**What to produce**:
Check each line of the records below and collect those holding "text".

►

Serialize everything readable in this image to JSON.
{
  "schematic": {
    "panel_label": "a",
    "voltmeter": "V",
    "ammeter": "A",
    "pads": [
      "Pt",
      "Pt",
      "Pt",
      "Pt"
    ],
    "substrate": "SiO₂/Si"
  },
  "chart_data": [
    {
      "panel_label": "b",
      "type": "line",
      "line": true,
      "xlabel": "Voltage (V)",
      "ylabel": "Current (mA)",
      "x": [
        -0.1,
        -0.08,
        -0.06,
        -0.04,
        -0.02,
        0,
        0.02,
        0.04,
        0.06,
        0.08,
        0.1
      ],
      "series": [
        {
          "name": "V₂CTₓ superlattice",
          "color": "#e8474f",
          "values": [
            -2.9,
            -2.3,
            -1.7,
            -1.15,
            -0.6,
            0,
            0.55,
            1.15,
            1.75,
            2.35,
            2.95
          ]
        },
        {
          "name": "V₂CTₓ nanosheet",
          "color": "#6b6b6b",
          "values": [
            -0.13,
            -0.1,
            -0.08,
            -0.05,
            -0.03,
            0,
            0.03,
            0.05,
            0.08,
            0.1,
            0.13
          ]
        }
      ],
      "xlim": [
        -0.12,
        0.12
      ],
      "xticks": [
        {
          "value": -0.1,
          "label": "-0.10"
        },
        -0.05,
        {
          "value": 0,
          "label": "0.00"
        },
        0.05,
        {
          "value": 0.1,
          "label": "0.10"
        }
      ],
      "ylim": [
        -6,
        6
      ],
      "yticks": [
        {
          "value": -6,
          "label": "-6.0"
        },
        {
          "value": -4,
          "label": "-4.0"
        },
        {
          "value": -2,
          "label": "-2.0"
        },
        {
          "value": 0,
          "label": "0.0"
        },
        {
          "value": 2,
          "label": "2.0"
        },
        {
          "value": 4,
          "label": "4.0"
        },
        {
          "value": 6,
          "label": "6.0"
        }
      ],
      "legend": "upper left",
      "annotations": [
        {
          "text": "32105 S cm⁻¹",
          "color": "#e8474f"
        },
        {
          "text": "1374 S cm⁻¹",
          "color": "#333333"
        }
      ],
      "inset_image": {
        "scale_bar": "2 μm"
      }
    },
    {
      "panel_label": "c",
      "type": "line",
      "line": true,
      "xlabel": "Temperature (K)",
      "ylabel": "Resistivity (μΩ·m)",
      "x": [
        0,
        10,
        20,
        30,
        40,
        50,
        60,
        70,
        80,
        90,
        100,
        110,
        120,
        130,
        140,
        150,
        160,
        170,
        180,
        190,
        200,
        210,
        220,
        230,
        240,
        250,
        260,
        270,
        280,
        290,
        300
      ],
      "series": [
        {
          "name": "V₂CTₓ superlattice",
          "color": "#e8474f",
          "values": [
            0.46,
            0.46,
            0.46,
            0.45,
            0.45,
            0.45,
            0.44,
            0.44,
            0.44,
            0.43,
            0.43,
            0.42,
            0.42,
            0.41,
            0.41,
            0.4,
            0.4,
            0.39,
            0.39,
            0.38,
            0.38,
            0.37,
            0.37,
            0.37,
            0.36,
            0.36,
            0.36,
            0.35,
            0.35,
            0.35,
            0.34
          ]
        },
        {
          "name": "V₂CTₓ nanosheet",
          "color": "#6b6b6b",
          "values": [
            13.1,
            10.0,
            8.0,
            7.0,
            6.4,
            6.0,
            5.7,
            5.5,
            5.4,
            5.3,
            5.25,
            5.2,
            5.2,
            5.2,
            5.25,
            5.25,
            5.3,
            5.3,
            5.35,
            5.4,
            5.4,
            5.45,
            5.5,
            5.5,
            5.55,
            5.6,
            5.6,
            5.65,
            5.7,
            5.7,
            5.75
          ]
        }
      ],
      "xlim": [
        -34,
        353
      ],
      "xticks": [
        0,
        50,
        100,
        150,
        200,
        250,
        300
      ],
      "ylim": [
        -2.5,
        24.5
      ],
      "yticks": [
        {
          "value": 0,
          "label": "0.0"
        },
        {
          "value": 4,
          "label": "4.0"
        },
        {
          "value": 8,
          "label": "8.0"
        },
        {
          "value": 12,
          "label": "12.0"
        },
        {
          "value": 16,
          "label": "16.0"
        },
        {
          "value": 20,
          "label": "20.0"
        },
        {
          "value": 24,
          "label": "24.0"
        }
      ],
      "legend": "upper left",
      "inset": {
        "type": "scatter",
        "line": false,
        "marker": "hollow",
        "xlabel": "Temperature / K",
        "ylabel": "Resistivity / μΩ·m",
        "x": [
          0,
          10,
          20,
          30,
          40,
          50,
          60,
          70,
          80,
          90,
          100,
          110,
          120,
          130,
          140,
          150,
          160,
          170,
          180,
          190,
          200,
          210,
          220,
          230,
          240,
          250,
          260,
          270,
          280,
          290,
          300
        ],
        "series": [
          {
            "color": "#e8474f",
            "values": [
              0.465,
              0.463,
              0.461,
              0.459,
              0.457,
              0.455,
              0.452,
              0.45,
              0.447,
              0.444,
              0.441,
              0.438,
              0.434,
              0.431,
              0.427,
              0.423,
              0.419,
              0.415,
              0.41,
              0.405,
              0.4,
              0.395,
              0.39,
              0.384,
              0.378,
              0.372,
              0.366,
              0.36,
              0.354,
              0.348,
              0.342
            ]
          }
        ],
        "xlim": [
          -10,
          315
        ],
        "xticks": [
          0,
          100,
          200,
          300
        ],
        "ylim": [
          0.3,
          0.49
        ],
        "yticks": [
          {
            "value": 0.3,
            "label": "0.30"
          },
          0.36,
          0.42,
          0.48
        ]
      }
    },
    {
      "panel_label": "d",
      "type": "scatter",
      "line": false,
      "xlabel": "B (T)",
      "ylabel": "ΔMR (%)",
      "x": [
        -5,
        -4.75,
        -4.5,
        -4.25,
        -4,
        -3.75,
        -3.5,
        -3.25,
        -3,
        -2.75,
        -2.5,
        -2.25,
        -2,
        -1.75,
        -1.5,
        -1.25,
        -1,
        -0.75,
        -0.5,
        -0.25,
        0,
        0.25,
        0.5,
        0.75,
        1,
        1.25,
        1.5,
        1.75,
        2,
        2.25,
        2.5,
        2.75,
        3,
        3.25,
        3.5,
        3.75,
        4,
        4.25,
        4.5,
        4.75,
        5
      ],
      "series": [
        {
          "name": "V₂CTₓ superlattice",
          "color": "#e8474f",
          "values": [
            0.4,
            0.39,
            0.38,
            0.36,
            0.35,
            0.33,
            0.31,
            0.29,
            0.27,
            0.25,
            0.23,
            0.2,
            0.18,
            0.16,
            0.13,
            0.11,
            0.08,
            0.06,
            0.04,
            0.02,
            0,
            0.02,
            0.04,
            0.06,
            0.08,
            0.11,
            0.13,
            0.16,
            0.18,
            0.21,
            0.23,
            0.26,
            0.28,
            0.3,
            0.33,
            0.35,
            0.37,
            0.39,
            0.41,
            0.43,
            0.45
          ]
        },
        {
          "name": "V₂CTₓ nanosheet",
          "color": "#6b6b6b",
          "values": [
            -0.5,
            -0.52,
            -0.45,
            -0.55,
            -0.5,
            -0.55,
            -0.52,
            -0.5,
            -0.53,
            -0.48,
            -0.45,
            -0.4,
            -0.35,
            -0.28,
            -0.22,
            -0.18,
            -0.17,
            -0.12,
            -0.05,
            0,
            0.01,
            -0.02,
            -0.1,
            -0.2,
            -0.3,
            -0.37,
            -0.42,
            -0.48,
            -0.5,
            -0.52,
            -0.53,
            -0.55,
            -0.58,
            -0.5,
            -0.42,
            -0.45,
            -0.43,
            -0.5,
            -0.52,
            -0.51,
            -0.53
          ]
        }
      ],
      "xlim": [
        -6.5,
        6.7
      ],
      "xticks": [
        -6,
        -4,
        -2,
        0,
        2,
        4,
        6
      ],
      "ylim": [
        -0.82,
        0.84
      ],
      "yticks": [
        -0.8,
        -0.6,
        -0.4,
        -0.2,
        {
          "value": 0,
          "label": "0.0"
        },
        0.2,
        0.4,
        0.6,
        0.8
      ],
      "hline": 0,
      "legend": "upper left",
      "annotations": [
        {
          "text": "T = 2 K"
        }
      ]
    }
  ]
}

◄
►

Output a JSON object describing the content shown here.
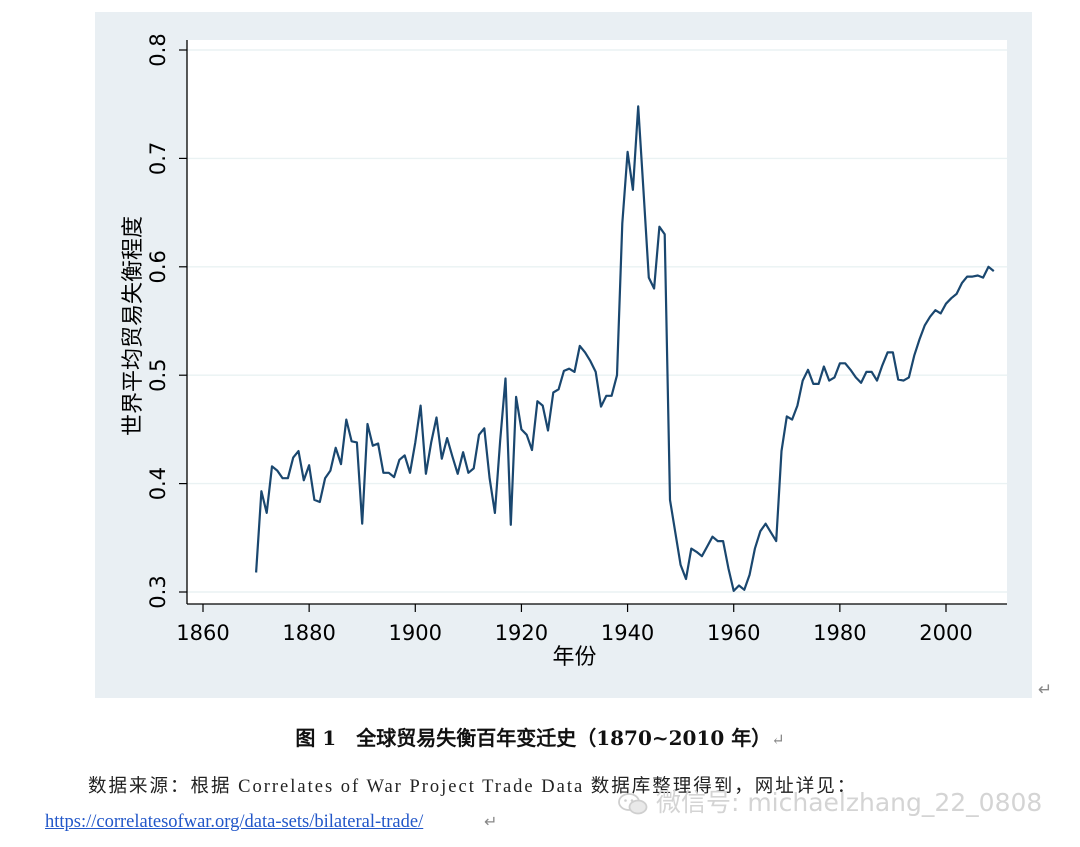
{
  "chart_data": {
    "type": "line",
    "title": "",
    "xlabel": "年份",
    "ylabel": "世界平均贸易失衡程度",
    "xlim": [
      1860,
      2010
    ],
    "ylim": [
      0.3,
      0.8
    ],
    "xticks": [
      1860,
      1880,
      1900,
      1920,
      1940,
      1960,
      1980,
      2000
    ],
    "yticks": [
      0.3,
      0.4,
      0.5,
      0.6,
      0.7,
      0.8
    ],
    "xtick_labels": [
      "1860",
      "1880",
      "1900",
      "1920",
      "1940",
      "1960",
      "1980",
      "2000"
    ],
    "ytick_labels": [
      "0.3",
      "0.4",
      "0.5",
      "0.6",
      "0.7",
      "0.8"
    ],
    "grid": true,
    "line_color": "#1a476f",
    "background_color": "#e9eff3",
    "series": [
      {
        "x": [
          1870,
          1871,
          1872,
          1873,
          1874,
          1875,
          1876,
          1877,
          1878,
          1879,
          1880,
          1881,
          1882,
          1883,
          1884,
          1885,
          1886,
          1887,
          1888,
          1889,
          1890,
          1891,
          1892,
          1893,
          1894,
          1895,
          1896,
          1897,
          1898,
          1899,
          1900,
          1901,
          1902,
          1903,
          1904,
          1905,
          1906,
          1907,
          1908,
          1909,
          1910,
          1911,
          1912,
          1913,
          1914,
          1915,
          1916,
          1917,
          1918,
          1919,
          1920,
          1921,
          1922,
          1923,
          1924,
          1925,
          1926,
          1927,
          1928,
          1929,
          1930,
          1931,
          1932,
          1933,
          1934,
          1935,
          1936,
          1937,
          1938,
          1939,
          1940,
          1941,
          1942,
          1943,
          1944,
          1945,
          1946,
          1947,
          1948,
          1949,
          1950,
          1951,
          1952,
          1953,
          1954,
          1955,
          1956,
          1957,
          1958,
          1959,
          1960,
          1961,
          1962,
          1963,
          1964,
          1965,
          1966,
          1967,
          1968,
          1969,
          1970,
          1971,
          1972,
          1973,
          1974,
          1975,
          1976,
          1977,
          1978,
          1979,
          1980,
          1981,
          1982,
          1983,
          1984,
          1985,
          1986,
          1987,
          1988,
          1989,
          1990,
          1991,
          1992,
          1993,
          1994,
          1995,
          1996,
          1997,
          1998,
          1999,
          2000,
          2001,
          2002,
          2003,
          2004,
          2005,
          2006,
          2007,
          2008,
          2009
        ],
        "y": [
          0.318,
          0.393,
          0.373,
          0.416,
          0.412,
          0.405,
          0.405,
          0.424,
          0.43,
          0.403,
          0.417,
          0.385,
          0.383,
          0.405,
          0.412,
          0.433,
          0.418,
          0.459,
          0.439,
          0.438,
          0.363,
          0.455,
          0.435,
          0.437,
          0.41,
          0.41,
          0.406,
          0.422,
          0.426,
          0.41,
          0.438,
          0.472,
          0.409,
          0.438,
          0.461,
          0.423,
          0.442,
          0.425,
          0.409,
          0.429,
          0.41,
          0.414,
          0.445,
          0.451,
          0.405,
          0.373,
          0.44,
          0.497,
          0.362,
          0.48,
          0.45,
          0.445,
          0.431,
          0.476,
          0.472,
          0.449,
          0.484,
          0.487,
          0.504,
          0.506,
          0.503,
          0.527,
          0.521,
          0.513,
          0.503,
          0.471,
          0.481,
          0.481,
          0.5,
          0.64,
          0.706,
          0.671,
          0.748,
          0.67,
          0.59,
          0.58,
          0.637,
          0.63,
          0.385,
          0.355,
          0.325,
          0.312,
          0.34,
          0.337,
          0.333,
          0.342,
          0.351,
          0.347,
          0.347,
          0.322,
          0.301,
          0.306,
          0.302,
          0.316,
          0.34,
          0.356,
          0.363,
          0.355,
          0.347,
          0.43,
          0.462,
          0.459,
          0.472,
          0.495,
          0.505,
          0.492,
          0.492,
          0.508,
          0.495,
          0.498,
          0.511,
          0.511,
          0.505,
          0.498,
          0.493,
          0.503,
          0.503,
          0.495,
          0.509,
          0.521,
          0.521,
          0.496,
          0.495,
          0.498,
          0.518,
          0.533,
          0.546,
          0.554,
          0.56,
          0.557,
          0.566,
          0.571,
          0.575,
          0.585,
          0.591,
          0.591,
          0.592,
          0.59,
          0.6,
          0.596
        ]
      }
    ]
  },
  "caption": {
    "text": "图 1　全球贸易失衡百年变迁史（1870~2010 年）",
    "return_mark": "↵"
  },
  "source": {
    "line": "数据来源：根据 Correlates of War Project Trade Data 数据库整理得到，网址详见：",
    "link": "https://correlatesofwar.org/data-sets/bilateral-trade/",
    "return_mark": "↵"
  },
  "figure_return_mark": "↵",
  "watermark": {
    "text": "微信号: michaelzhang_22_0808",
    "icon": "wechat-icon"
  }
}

◄
►

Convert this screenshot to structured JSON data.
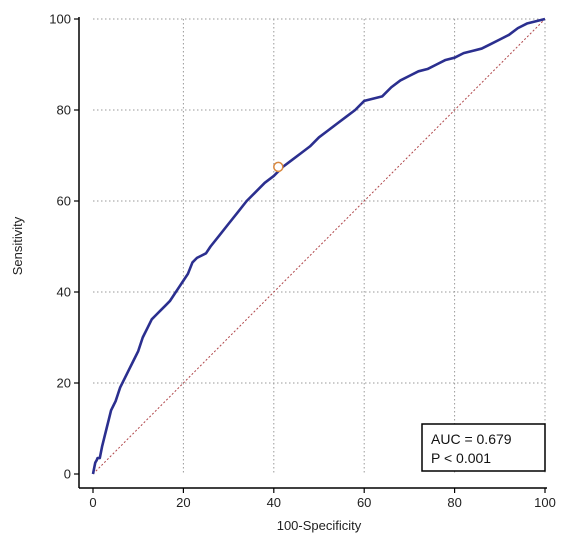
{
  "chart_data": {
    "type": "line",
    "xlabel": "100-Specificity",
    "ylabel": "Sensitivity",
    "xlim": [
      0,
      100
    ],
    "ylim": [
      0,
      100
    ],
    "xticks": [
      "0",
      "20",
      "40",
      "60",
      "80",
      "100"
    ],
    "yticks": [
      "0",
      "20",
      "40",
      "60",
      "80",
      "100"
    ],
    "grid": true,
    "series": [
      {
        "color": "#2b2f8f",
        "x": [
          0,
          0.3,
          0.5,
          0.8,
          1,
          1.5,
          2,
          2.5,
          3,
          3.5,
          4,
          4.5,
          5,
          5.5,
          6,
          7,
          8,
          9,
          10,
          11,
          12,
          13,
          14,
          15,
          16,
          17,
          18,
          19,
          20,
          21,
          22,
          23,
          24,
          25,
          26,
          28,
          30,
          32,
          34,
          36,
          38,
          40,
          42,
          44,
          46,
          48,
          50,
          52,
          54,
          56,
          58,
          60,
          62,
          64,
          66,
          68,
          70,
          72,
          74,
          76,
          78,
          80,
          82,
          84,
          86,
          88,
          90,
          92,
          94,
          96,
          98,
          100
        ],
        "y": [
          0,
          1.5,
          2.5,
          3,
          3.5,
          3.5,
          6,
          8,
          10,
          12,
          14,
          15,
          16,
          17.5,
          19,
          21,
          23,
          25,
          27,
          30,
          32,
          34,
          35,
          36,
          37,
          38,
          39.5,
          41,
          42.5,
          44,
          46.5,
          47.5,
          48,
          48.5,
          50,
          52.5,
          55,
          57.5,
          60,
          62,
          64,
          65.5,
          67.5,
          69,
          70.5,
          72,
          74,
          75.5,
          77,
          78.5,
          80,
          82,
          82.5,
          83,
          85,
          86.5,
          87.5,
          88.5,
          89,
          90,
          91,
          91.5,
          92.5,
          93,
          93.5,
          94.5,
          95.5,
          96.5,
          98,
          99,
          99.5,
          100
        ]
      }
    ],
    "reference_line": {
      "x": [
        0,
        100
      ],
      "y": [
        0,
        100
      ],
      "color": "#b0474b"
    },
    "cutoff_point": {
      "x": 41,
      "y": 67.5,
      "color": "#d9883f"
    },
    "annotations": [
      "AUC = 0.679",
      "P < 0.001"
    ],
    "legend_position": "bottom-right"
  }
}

◄

**Solution**:
          "text": "32105 S cm⁻¹",
          "text": "1374 S cm⁻¹",
          "text": "T = 2 K"
    "text": "图 1　全球贸易失衡百年变迁史（1870~2010 年）",
    "text": "微信号: michaelzhang_22_0808",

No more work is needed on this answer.